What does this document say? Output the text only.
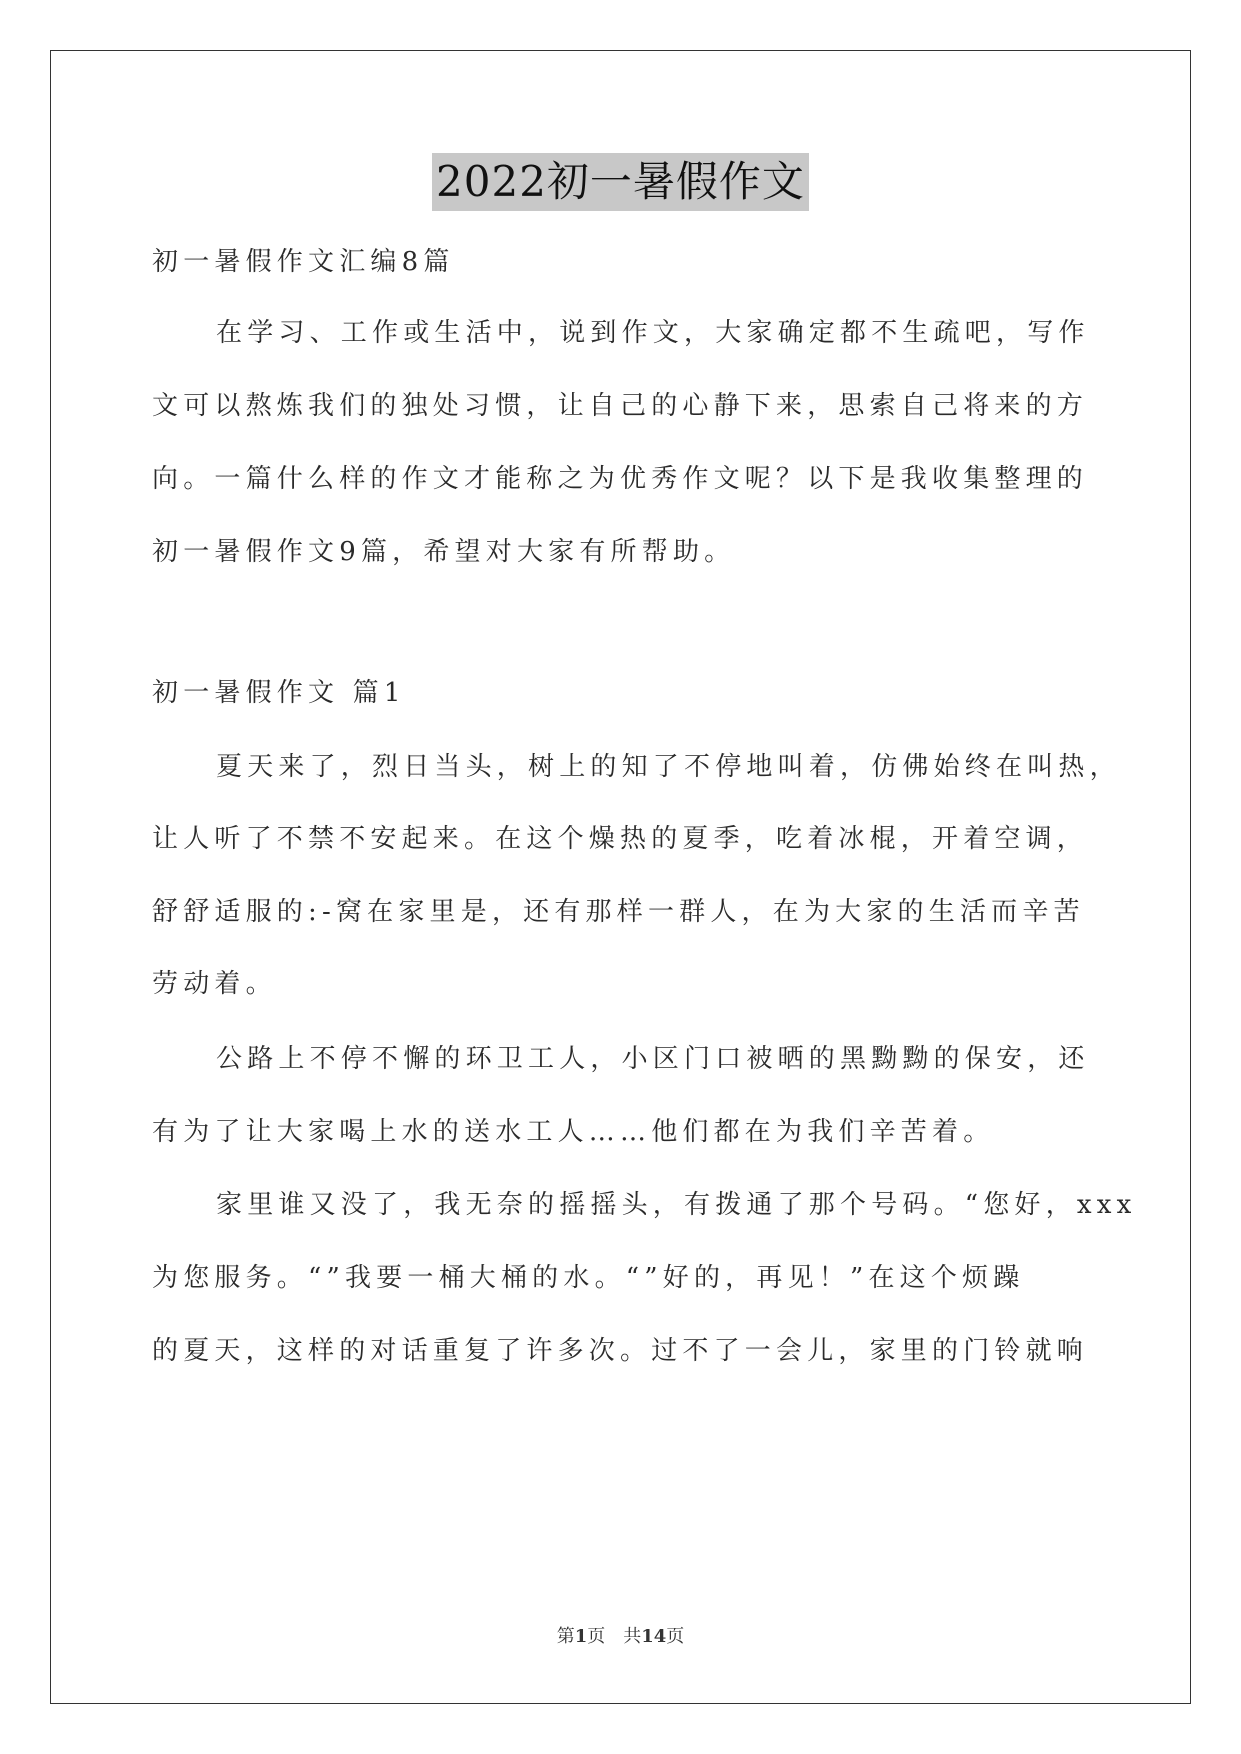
2022初一暑假作文
初一暑假作文汇编8篇
在学习、工作或生活中，说到作文，大家确定都不生疏吧，写作
文可以熬炼我们的独处习惯，让自己的心静下来，思索自己将来的方
向。一篇什么样的作文才能称之为优秀作文呢？以下是我收集整理的
初一暑假作文9篇，希望对大家有所帮助。
初一暑假作文 篇1
夏天来了，烈日当头，树上的知了不停地叫着，仿佛始终在叫热，
让人听了不禁不安起来。在这个燥热的夏季，吃着冰棍，开着空调，
舒舒适服的:-窝在家里是，还有那样一群人，在为大家的生活而辛苦
劳动着。
公路上不停不懈的环卫工人，小区门口被晒的黑黝黝的保安，还
有为了让大家喝上水的送水工人……他们都在为我们辛苦着。
家里谁又没了，我无奈的摇摇头，有拨通了那个号码。“您好，xxx
为您服务。“”我要一桶大桶的水。“”好的，再见！”在这个烦躁
的夏天，这样的对话重复了许多次。过不了一会儿，家里的门铃就响
第1页　共14页
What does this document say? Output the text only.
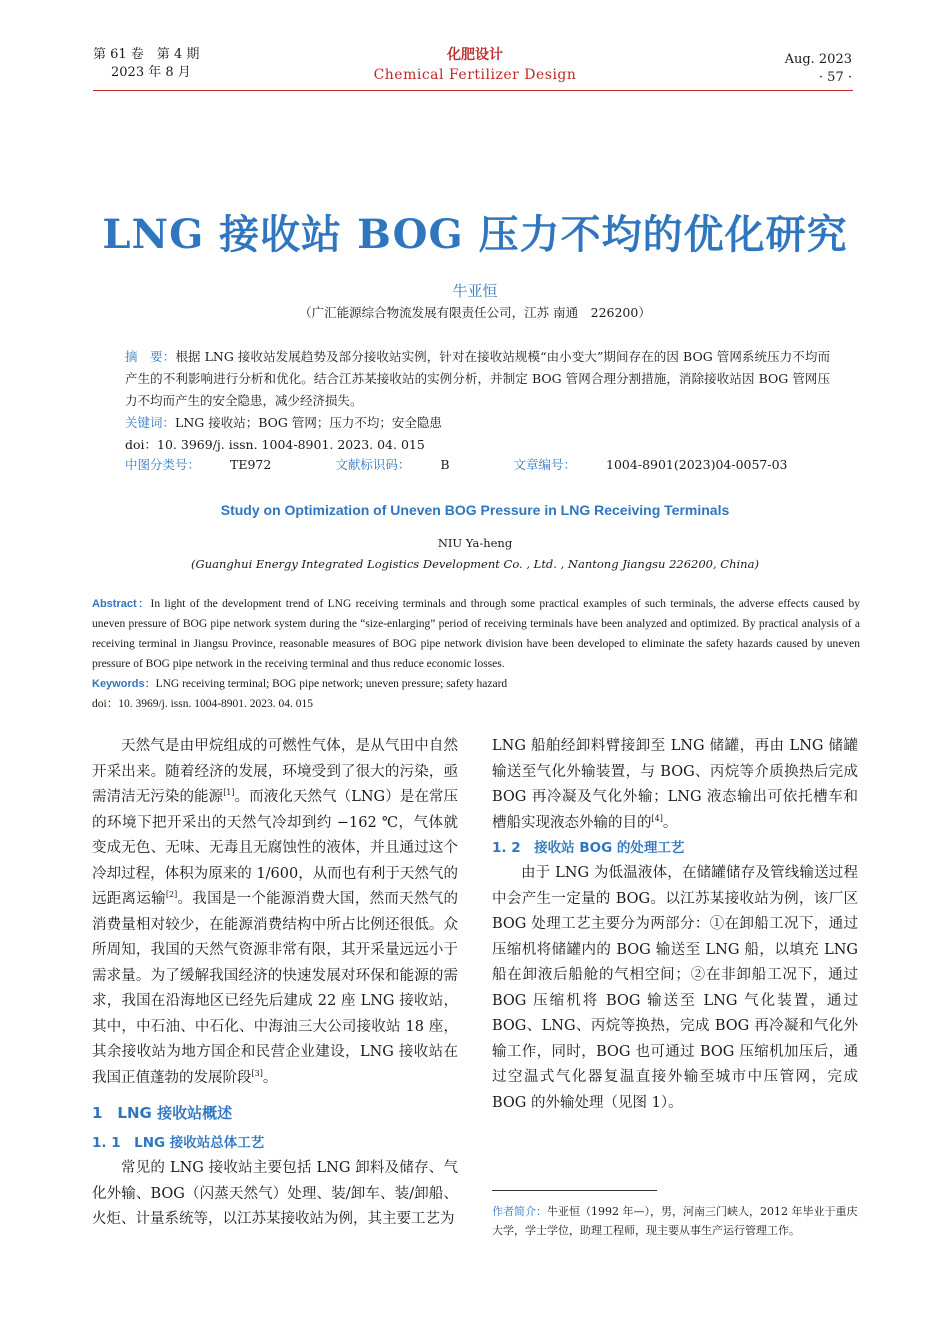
第 61 卷　第 4 期
2023 年 8 月
化肥设计
Chemical Fertilizer Design
Aug. 2023
· 57 ·
LNG 接收站 BOG 压力不均的优化研究
牛亚恒
（广汇能源综合物流发展有限责任公司，江苏 南通　226200）
摘　要：根据 LNG 接收站发展趋势及部分接收站实例，针对在接收站规模“由小变大”期间存在的因 BOG 管网系统压力不均而产生的不利影响进行分析和优化。结合江苏某接收站的实例分析，并制定 BOG 管网合理分割措施，消除接收站因 BOG 管网压力不均而产生的安全隐患，减少经济损失。
关键词：LNG 接收站；BOG 管网；压力不均；安全隐患
doi：10. 3969/j. issn. 1004-8901. 2023. 04. 015
中图分类号： TE972	文献标识码： B	文章编号： 1004-8901(2023)04-0057-03
Study on Optimization of Uneven BOG Pressure in LNG Receiving Terminals
NIU Ya-heng
(Guanghui Energy Integrated Logistics Development Co. , Ltd. , Nantong Jiangsu 226200, China)
Abstract：In light of the development trend of LNG receiving terminals and through some practical examples of such terminals, the adverse effects caused by uneven pressure of BOG pipe network system during the “size-enlarging” period of receiving terminals have been analyzed and optimized. By practical analysis of a receiving terminal in Jiangsu Province, reasonable measures of BOG pipe network division have been developed to eliminate the safety hazards caused by uneven pressure of BOG pipe network in the receiving terminal and thus reduce economic losses.
Keywords：LNG receiving terminal; BOG pipe network; uneven pressure; safety hazard
doi：10. 3969/j. issn. 1004-8901. 2023. 04. 015

天然气是由甲烷组成的可燃性气体，是从气田中自然开采出来。随着经济的发展，环境受到了很大的污染，亟需清洁无污染的能源[1]。而液化天然气（LNG）是在常压的环境下把开采出的天然气冷却到约 −162 ℃，气体就变成无色、无味、无毒且无腐蚀性的液体，并且通过这个冷却过程，体积为原来的 1/600，从而也有利于天然气的远距离运输[2]。我国是一个能源消费大国，然而天然气的消费量相对较少，在能源消费结构中所占比例还很低。众所周知，我国的天然气资源非常有限，其开采量远远小于需求量。为了缓解我国经济的快速发展对环保和能源的需求，我国在沿海地区已经先后建成 22 座 LNG 接收站，其中，中石油、中石化、中海油三大公司接收站 18 座，其余接收站为地方国企和民营企业建设，LNG 接收站在我国正值蓬勃的发展阶段[3]。

1　LNG 接收站概述
1. 1　LNG 接收站总体工艺

常见的 LNG 接收站主要包括 LNG 卸料及储存、气化外输、BOG（闪蒸天然气）处理、装/卸车、装/卸船、火炬、计量系统等，以江苏某接收站为例，其主要工艺为

LNG 船舶经卸料臂接卸至 LNG 储罐，再由 LNG 储罐输送至气化外输装置，与 BOG、丙烷等介质换热后完成 BOG 再冷凝及气化外输；LNG 液态输出可依托槽车和槽船实现液态外输的目的[4]。

1. 2　接收站 BOG 的处理工艺

由于 LNG 为低温液体，在储罐储存及管线输送过程中会产生一定量的 BOG。以江苏某接收站为例，该厂区 BOG 处理工艺主要分为两部分：①在卸船工况下，通过压缩机将储罐内的 BOG 输送至 LNG 船，以填充 LNG 船在卸液后船舱的气相空间；②在非卸船工况下，通过 BOG 压缩机将 BOG 输送至 LNG 气化装置，通过 BOG、LNG、丙烷等换热，完成 BOG 再冷凝和气化外输工作，同时，BOG 也可通过 BOG 压缩机加压后，通过空温式气化器复温直接外输至城市中压管网，完成 BOG 的外输处理（见图 1）。

作者简介：牛亚恒（1992 年—），男，河南三门峡人，2012 年毕业于重庆大学，学士学位，助理工程师，现主要从事生产运行管理工作。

• _PROMPT_
Give the number of lines in the listing above that contain "safety", and nothing else.

• _FINAL ANSWER_
2